▶ EXERCISE:
Below, find each line holding "hyly" and state how many there are, using the number alone.

[Saved data entries]
********

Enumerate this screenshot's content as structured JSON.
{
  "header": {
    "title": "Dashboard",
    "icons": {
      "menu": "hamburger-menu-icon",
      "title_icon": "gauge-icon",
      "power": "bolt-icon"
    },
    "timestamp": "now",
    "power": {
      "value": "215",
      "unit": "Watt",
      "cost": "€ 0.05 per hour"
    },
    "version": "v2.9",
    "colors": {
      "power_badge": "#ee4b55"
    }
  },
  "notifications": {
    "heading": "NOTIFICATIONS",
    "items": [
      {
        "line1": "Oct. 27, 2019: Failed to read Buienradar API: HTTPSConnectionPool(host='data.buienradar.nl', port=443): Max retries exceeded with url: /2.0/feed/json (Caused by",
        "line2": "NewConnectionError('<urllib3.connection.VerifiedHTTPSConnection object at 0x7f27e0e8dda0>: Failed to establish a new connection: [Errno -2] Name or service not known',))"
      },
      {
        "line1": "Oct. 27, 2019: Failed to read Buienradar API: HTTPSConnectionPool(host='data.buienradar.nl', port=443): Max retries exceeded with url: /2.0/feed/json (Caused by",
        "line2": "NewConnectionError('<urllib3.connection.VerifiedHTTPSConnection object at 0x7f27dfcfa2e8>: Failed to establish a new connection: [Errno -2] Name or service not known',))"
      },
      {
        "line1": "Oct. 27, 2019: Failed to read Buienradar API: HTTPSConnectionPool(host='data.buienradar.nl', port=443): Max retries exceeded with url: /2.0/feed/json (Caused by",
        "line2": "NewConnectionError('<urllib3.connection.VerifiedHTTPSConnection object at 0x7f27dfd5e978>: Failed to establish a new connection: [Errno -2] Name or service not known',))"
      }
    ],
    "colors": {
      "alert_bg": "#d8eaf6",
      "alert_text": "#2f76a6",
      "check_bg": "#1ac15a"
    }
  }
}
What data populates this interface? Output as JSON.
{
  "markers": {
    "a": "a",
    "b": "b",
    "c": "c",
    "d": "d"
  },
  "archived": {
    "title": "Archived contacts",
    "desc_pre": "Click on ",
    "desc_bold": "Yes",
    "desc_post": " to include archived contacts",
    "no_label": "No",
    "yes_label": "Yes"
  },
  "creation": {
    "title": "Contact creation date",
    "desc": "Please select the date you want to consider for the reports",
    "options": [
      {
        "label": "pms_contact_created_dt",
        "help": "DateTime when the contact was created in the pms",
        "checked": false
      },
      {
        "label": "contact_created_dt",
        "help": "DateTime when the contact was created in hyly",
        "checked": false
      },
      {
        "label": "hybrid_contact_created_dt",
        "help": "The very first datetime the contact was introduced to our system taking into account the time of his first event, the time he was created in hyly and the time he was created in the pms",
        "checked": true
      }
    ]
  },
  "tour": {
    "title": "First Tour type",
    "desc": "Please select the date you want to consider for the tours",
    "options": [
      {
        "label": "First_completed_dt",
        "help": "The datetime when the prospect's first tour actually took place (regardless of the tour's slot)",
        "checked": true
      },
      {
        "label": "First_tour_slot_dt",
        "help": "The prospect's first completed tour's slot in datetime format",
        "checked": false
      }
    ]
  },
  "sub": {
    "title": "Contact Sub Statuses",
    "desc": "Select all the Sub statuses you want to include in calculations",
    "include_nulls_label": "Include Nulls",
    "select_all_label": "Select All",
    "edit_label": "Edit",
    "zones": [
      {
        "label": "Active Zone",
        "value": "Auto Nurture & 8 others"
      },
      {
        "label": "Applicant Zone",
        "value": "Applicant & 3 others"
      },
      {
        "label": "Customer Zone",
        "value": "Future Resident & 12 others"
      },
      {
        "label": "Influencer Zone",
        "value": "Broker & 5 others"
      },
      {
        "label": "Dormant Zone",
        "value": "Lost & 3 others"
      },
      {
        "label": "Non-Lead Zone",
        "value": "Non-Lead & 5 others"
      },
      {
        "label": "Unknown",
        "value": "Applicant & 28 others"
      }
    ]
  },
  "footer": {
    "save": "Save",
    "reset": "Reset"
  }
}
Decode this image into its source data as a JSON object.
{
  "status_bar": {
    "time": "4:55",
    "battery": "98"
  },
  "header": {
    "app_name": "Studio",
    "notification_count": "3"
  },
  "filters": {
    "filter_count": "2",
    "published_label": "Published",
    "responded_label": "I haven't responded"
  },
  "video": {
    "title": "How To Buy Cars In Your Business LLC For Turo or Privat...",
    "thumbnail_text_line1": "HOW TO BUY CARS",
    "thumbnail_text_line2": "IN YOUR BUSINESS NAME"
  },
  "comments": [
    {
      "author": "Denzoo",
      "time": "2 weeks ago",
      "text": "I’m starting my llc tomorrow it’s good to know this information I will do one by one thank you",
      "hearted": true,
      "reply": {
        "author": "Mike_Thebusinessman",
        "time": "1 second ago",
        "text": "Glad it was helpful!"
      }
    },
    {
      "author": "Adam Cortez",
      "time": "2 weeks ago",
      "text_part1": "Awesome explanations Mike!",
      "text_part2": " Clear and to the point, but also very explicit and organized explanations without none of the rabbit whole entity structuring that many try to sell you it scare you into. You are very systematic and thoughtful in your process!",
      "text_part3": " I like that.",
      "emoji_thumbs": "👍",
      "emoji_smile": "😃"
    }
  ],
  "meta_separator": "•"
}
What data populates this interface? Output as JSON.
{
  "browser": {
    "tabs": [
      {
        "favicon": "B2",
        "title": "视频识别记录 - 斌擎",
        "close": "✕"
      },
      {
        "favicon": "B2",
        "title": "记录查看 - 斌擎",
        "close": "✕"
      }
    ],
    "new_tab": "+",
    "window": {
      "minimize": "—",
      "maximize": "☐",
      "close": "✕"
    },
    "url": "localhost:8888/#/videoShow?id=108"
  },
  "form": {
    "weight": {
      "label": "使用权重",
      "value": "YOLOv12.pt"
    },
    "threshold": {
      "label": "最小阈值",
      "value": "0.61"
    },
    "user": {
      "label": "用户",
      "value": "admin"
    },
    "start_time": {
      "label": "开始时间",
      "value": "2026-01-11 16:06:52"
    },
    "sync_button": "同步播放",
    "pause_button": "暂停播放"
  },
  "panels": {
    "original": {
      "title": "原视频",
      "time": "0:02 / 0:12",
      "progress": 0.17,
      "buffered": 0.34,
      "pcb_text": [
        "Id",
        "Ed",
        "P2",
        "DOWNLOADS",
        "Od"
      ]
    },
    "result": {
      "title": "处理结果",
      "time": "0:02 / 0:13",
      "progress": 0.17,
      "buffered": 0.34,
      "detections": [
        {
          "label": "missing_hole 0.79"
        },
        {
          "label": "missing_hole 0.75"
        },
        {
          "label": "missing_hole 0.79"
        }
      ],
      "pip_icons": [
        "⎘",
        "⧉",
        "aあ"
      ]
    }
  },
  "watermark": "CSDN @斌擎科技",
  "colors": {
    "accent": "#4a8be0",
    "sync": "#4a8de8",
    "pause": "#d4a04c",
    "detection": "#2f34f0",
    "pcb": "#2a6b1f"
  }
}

********

▶ EXERCISE RESPONSE:
2